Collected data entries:
____________________

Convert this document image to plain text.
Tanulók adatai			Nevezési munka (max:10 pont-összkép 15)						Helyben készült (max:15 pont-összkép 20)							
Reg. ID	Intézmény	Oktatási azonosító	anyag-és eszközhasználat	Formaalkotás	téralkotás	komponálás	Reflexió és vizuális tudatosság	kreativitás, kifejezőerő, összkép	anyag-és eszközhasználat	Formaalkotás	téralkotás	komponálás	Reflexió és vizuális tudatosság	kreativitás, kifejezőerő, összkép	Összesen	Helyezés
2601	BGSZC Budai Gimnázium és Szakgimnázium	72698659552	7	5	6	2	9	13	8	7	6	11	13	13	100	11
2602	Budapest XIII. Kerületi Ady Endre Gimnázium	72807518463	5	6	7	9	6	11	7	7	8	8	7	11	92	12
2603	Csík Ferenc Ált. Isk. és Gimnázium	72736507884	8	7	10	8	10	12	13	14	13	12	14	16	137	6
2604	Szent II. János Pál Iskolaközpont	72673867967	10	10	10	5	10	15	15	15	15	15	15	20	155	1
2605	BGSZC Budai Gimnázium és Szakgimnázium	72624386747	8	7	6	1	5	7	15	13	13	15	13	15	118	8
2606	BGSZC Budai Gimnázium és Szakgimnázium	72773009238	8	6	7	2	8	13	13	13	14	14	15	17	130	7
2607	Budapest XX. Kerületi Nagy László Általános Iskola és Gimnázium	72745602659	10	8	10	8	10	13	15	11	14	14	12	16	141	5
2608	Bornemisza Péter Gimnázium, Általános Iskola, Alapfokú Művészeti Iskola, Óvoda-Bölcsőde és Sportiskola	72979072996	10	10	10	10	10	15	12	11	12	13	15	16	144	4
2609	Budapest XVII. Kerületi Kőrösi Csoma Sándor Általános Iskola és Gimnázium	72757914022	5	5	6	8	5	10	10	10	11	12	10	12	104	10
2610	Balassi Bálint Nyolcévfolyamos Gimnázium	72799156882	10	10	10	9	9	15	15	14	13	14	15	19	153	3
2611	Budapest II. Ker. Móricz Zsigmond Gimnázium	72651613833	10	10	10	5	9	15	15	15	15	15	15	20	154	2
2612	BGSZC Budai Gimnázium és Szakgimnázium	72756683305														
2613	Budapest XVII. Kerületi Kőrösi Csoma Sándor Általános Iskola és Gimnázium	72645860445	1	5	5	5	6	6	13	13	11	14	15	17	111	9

____________________

TASK DIRECTIONS – Each record must be returned exactly as it is written.

ANSWER TO THIS EXERCISE –
Convert this document image to plain text.
Tanulók adatai			Nevezési munka (max:10 pont-összkép 15)						Helyben készült (max:15 pont-összkép 20)							
Reg. ID	Intézmény	Oktatási azonosító	anyag-és eszközhasználat	Formaalkotás	téralkotás	komponálás	Reflexió és vizuális tudatosság	kreativitás, kifejezőerő, összkép	anyag-és eszközhasználat	Formaalkotás	téralkotás	komponálás	Reflexió és vizuális tudatosság	kreativitás, kifejezőerő, összkép	Összesen	Helyezés
2601	BGSZC Budai Gimnázium és Szakgimnázium	72698659552	7	5	6	2	9	13	8	7	6	11	13	13	100	11
2602	Budapest XIII. Kerületi Ady Endre Gimnázium	72807518463	5	6	7	9	6	11	7	7	8	8	7	11	92	12
2603	Csík Ferenc Ált. Isk. és Gimnázium	72736507884	8	7	10	8	10	12	13	14	13	12	14	16	137	6
2604	Szent II. János Pál Iskolaközpont	72673867967	10	10	10	5	10	15	15	15	15	15	15	20	155	1
2605	BGSZC Budai Gimnázium és Szakgimnázium	72624386747	8	7	6	1	5	7	15	13	13	15	13	15	118	8
2606	BGSZC Budai Gimnázium és Szakgimnázium	72773009238	8	6	7	2	8	13	13	13	14	14	15	17	130	7
2607	Budapest XX. Kerületi Nagy László Általános Iskola és Gimnázium	72745602659	10	8	10	8	10	13	15	11	14	14	12	16	141	5
2608	Bornemisza Péter Gimnázium, Általános Iskola, Alapfokú Művészeti Iskola, Óvoda-Bölcsőde és Sportiskola	72979072996	10	10	10	10	10	15	12	11	12	13	15	16	144	4
2609	Budapest XVII. Kerületi Kőrösi Csoma Sándor Általános Iskola és Gimnázium	72757914022	5	5	6	8	5	10	10	10	11	12	10	12	104	10
2610	Balassi Bálint Nyolcévfolyamos Gimnázium	72799156882	10	10	10	9	9	15	15	14	13	14	15	19	153	3
2611	Budapest II. Ker. Móricz Zsigmond Gimnázium	72651613833	10	10	10	5	9	15	15	15	15	15	15	20	154	2
2612	BGSZC Budai Gimnázium és Szakgimnázium	72756683305														
2613	Budapest XVII. Kerületi Kőrösi Csoma Sándor Általános Iskola és Gimnázium	72645860445	1	5	5	5	6	6	13	13	11	14	15	17	111	9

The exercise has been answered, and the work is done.